■ STATED PROBLEM
Make an exact copy of all the material below, apart from the pictures.

........

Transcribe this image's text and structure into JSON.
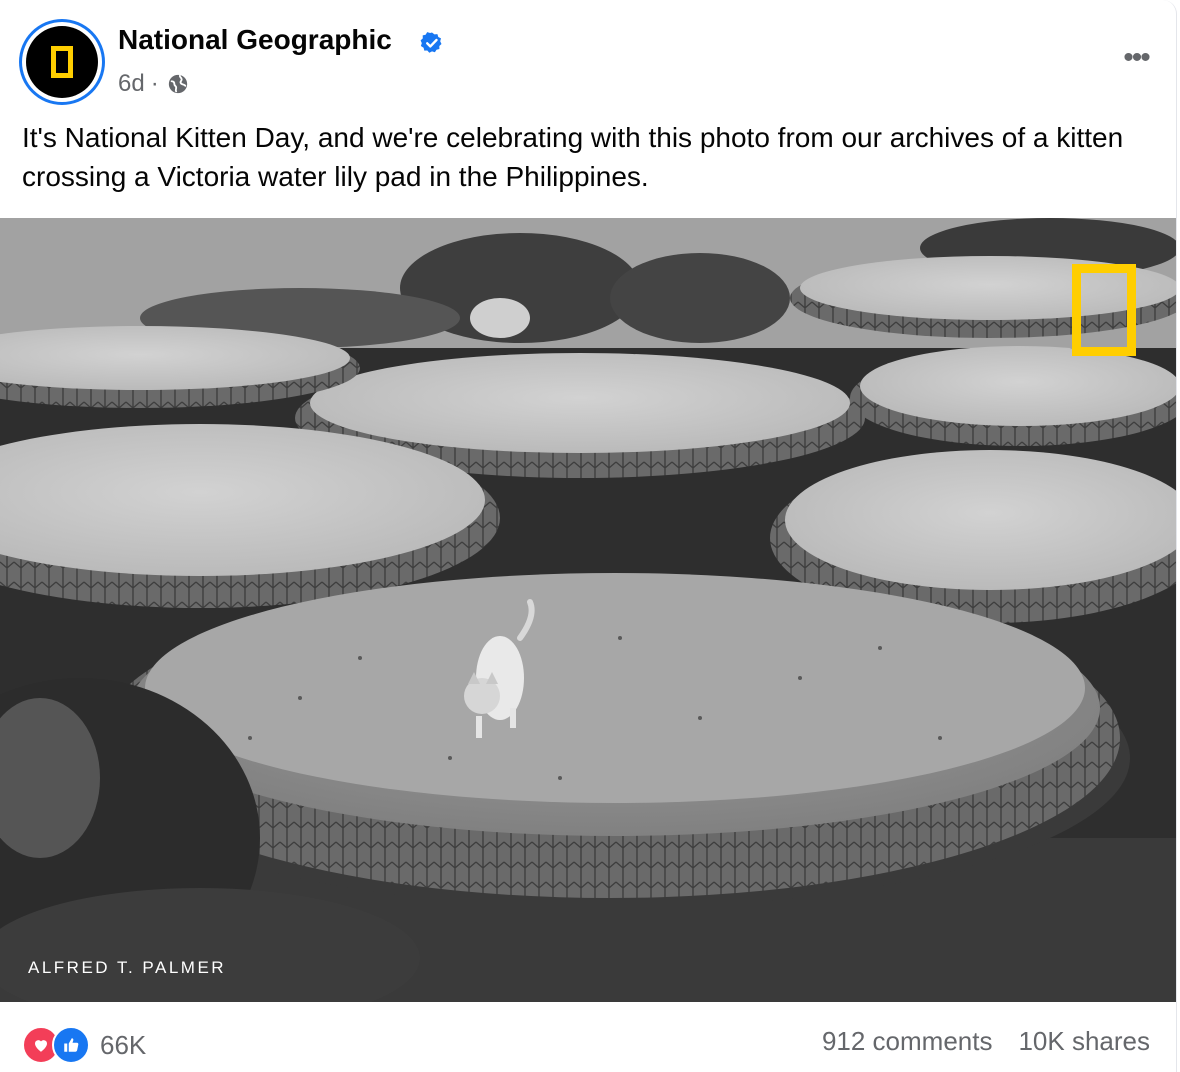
{
  "post": {
    "page_name": "National Geographic",
    "verified_icon": "verified-badge-icon",
    "time": "6d",
    "separator": "·",
    "audience_icon": "globe-icon",
    "more_icon": "more-horizontal-icon",
    "more_label": "•••",
    "text": "It's National Kitten Day, and we're celebrating with this photo from our archives of a kitten crossing a Victoria water lily pad in the Philippines."
  },
  "photo": {
    "credit": "ALFRED T. PALMER",
    "logo": "national-geographic-yellow-border-logo",
    "colors": {
      "logo_yellow": "#ffce00"
    }
  },
  "footer": {
    "reaction_icons": [
      "love-icon",
      "like-icon"
    ],
    "reaction_count": "66K",
    "comments": "912 comments",
    "shares": "10K shares"
  },
  "colors": {
    "verified_blue": "#1877f2",
    "love_red": "#f33e58",
    "secondary_text": "#65676b"
  }
}
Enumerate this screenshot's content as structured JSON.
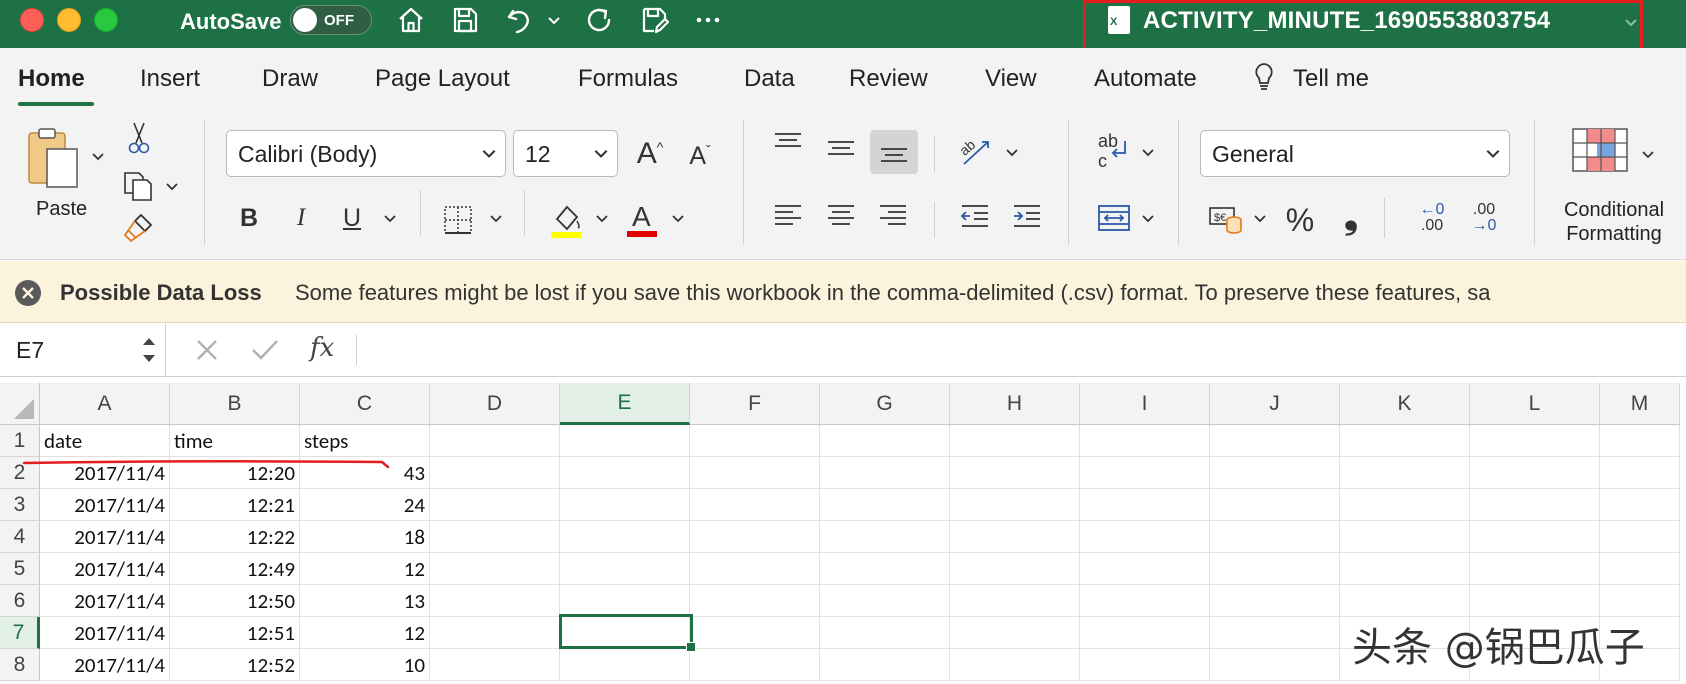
{
  "titlebar": {
    "autosave_label": "AutoSave",
    "autosave_state": "OFF",
    "document_title": "ACTIVITY_MINUTE_1690553803754",
    "bg_color": "#1e7145",
    "icons": [
      "home-icon",
      "save-icon",
      "undo-icon",
      "redo-icon",
      "save-as-icon",
      "more-icon"
    ]
  },
  "ribbon_tabs": [
    "Home",
    "Insert",
    "Draw",
    "Page Layout",
    "Formulas",
    "Data",
    "Review",
    "View",
    "Automate",
    "Tell me"
  ],
  "ribbon": {
    "paste_label": "Paste",
    "font_name": "Calibri (Body)",
    "font_size": "12",
    "bold": "B",
    "italic": "I",
    "underline": "U",
    "number_format": "General",
    "percent": "%",
    "comma": "❟",
    "inc_decimal_top": "←0",
    "inc_decimal_bottom": ".00",
    "dec_decimal_top": ".00",
    "dec_decimal_bottom": "→0",
    "wrap_ab": "ab",
    "wrap_c": "c",
    "conditional_formatting": [
      "Conditional",
      "Formatting"
    ],
    "fill_color": "#ffff00",
    "font_color": "#e00000"
  },
  "message_bar": {
    "title": "Possible Data Loss",
    "text": "Some features might be lost if you save this workbook in the comma-delimited (.csv) format. To preserve these features, sa"
  },
  "formula_bar": {
    "name_box": "E7",
    "fx_label": "fx",
    "value": ""
  },
  "sheet": {
    "columns": [
      "A",
      "B",
      "C",
      "D",
      "E",
      "F",
      "G",
      "H",
      "I",
      "J",
      "K",
      "L",
      "M"
    ],
    "selected_column": "E",
    "selected_row": "7",
    "rows": [
      {
        "num": "1",
        "cells": [
          "date",
          "time",
          "steps"
        ]
      },
      {
        "num": "2",
        "cells": [
          "2017/11/4",
          "12:20",
          "43"
        ]
      },
      {
        "num": "3",
        "cells": [
          "2017/11/4",
          "12:21",
          "24"
        ]
      },
      {
        "num": "4",
        "cells": [
          "2017/11/4",
          "12:22",
          "18"
        ]
      },
      {
        "num": "5",
        "cells": [
          "2017/11/4",
          "12:49",
          "12"
        ]
      },
      {
        "num": "6",
        "cells": [
          "2017/11/4",
          "12:50",
          "13"
        ]
      },
      {
        "num": "7",
        "cells": [
          "2017/11/4",
          "12:51",
          "12"
        ]
      },
      {
        "num": "8",
        "cells": [
          "2017/11/4",
          "12:52",
          "10"
        ]
      }
    ]
  },
  "watermark": "头条 @锅巴瓜子"
}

........

■ RESPONSE
Transcribe this image's text and structure into JSON.
{
  "post": {
    "page_name": "National Geographic",
    "verified_icon": "verified-badge-icon",
    "time": "6d",
    "separator": "·",
    "audience_icon": "globe-icon",
    "more_icon": "more-horizontal-icon",
    "more_label": "•••",
    "text": "It's National Kitten Day, and we're celebrating with this photo from our archives of a kitten crossing a Victoria water lily pad in the Philippines."
  },
  "photo": {
    "credit": "ALFRED T. PALMER",
    "logo": "national-geographic-yellow-border-logo",
    "colors": {
      "logo_yellow": "#ffce00"
    }
  },
  "footer": {
    "reaction_icons": [
      "love-icon",
      "like-icon"
    ],
    "reaction_count": "66K",
    "comments": "912 comments",
    "shares": "10K shares"
  },
  "colors": {
    "verified_blue": "#1877f2",
    "love_red": "#f33e58",
    "secondary_text": "#65676b"
  }
}
Enumerate this screenshot's content as structured JSON.
{
  "titlebar": {
    "autosave_label": "AutoSave",
    "autosave_state": "OFF",
    "document_title": "ACTIVITY_MINUTE_1690553803754",
    "bg_color": "#1e7145",
    "icons": [
      "home-icon",
      "save-icon",
      "undo-icon",
      "redo-icon",
      "save-as-icon",
      "more-icon"
    ]
  },
  "ribbon_tabs": [
    "Home",
    "Insert",
    "Draw",
    "Page Layout",
    "Formulas",
    "Data",
    "Review",
    "View",
    "Automate",
    "Tell me"
  ],
  "ribbon": {
    "paste_label": "Paste",
    "font_name": "Calibri (Body)",
    "font_size": "12",
    "bold": "B",
    "italic": "I",
    "underline": "U",
    "number_format": "General",
    "percent": "%",
    "comma": "❟",
    "inc_decimal_top": "←0",
    "inc_decimal_bottom": ".00",
    "dec_decimal_top": ".00",
    "dec_decimal_bottom": "→0",
    "wrap_ab": "ab",
    "wrap_c": "c",
    "conditional_formatting": [
      "Conditional",
      "Formatting"
    ],
    "fill_color": "#ffff00",
    "font_color": "#e00000"
  },
  "message_bar": {
    "title": "Possible Data Loss",
    "text": "Some features might be lost if you save this workbook in the comma-delimited (.csv) format. To preserve these features, sa"
  },
  "formula_bar": {
    "name_box": "E7",
    "fx_label": "fx",
    "value": ""
  },
  "sheet": {
    "columns": [
      "A",
      "B",
      "C",
      "D",
      "E",
      "F",
      "G",
      "H",
      "I",
      "J",
      "K",
      "L",
      "M"
    ],
    "selected_column": "E",
    "selected_row": "7",
    "rows": [
      {
        "num": "1",
        "cells": [
          "date",
          "time",
          "steps"
        ]
      },
      {
        "num": "2",
        "cells": [
          "2017/11/4",
          "12:20",
          "43"
        ]
      },
      {
        "num": "3",
        "cells": [
          "2017/11/4",
          "12:21",
          "24"
        ]
      },
      {
        "num": "4",
        "cells": [
          "2017/11/4",
          "12:22",
          "18"
        ]
      },
      {
        "num": "5",
        "cells": [
          "2017/11/4",
          "12:49",
          "12"
        ]
      },
      {
        "num": "6",
        "cells": [
          "2017/11/4",
          "12:50",
          "13"
        ]
      },
      {
        "num": "7",
        "cells": [
          "2017/11/4",
          "12:51",
          "12"
        ]
      },
      {
        "num": "8",
        "cells": [
          "2017/11/4",
          "12:52",
          "10"
        ]
      }
    ]
  },
  "watermark": "头条 @锅巴瓜子"
}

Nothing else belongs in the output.